- [REQUIRED ACTIONS]
**1.** According to the troubleshooting guide below, what are the possible causes when no VMs appear in vCenter after the cluster YAML is applied?
**2.** Reproduce verbatim the part of the troubleshooting guide that runs from "Birat Aryalbirataryal.github.io Created" up to and including "do not start.".

- [DOCUMENT PASSAGE]
Skip to content

📝 Author

Birat Aryalbirataryal.github.io Created Date: 2026-03-11
Updated Date: Wednesday 11th March 2026 00:13:06
Website - birataryal.com.np
Repository - Birat Aryal
LinkedIn - Birat Aryal
DevSecOps Engineer | System Engineer | Cyber Security Analyst | Network Engineer

Cluster API initialization fails

Symptoms

clusterctl init fails or controllers do not start.

Possible causes

  • Incorrect provider configuration
  • Internet access issues
  • Invalid clusterctl.yaml

Checks

Bash
clusterctl config repositories  
kubectl get pods -A

VMs are not created in vCenter

Symptoms

Cluster YAML applied but no VMs appear.

Possible causes

  • Incorrect template name
  • Invalid resource pool
  • Incorrect folder path
  • Wrong datastore

Checks

Bash
kubectl get machines -A  
kubectl get vspheremachines -A  
kubectl -n capv-system logs deploy/capv-controller-manager

Verify vCenter objects:

Bash
govc ls "/${VSPHERE_DATACENTER}/vm"

VM created but node never joins cluster

Symptoms

VM boots but does not appear in Kubernetes nodes.

Possible causes

  • cloud-init failure
  • missing gateway
  • DNS misconfiguration
  • kubeadm failure

Check inside node

Bash
cloud-init status  
journalctl -u kubelet -xe  
ip route  
cat /etc/resolv.conf

Workers stuck in pending state

Symptoms

Bash
kubectl get machines

shows workers stuck in Provisioning.

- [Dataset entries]
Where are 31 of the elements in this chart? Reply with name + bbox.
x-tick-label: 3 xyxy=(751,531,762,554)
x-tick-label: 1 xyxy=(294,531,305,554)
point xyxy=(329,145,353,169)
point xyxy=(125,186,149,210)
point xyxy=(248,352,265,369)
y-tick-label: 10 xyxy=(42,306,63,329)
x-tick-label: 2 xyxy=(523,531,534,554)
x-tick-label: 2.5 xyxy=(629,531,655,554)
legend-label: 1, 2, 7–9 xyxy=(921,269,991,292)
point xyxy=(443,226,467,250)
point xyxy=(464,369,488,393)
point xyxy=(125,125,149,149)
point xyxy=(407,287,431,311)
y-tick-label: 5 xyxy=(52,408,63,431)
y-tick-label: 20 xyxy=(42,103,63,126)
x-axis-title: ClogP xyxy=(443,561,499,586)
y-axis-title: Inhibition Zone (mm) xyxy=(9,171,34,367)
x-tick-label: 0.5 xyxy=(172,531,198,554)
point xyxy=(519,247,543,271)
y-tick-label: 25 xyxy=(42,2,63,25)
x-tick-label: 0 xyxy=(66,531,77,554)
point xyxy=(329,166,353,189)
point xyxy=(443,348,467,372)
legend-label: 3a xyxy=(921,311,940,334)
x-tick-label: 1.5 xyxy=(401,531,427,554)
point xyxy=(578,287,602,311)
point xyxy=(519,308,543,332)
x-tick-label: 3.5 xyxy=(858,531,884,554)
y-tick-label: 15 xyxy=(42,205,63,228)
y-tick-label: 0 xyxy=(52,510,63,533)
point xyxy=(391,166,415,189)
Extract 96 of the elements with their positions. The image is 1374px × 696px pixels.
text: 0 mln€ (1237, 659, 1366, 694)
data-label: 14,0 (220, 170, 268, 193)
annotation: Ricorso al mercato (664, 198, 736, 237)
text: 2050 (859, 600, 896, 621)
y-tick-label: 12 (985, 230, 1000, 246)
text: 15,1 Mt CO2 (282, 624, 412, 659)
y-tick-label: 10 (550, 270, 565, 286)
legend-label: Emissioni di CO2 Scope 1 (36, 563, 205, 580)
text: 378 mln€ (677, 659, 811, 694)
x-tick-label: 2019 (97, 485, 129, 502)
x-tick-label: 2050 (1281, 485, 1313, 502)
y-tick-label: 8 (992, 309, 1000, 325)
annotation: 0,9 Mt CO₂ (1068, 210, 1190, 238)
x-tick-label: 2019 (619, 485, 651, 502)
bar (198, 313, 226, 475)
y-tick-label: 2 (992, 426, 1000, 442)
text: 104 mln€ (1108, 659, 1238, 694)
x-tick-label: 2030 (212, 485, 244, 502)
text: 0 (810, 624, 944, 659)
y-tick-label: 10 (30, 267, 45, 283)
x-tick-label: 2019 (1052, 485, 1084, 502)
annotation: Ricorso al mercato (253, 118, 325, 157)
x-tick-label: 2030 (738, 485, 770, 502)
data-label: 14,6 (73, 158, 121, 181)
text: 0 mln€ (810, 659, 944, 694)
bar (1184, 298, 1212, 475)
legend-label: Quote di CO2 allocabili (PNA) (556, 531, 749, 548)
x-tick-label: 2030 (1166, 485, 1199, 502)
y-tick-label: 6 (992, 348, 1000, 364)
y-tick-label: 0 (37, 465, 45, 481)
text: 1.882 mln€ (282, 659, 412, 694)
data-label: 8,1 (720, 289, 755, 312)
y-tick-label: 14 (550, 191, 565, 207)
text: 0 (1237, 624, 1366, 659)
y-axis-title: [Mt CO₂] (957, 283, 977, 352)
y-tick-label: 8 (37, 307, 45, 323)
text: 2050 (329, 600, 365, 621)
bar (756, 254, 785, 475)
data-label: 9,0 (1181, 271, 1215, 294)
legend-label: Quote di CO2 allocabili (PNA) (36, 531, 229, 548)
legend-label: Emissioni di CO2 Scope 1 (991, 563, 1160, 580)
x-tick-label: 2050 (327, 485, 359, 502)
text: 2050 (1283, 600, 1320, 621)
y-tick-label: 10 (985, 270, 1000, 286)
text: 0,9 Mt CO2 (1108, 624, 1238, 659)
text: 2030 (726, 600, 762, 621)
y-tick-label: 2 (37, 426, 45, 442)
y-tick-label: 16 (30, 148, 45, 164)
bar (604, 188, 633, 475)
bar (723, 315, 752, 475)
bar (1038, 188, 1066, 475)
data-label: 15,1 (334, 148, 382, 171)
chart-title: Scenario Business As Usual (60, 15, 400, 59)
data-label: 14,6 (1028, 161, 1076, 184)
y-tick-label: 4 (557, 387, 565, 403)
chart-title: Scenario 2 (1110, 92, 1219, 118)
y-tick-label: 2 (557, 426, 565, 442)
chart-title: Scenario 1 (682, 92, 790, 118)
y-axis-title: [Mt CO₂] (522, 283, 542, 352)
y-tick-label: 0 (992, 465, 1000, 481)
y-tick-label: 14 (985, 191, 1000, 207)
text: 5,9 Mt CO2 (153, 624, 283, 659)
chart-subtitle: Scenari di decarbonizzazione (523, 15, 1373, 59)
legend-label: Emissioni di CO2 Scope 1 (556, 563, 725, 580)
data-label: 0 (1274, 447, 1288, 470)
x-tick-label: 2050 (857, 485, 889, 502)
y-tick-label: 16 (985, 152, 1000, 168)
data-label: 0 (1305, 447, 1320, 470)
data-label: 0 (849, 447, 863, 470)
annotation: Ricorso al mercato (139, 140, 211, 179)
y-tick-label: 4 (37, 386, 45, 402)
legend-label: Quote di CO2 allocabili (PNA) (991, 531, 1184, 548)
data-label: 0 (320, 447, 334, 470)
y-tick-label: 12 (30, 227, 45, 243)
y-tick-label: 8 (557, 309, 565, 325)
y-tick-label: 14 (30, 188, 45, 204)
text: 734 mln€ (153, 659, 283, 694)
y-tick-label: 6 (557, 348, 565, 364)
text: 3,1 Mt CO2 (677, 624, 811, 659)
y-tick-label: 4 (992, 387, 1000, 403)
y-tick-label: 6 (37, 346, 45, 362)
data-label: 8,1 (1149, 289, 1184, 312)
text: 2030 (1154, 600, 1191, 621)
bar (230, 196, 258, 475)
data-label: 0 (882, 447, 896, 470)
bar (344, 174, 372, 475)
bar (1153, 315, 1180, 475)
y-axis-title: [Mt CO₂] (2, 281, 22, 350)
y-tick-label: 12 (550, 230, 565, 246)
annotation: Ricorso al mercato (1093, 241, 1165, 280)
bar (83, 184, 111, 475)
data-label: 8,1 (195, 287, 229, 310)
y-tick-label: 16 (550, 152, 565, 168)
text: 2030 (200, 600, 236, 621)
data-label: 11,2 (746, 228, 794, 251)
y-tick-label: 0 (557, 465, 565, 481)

- [TASK-BY-TASK SOLUTIONS]
**1.** An incorrect template name, an invalid resource pool, an incorrect folder path, or the wrong datastore.

**2.**
Birat Aryalbirataryal.github.io Created Date: 2026-03-11
Updated Date: Wednesday 11th March 2026 00:13:06
Website - birataryal.com.np
Repository - Birat Aryal
LinkedIn - Birat Aryal
DevSecOps Engineer | System Engineer | Cyber Security Analyst | Network Engineer

Cluster API initialization fails

Symptoms

clusterctl init fails or controllers do not start.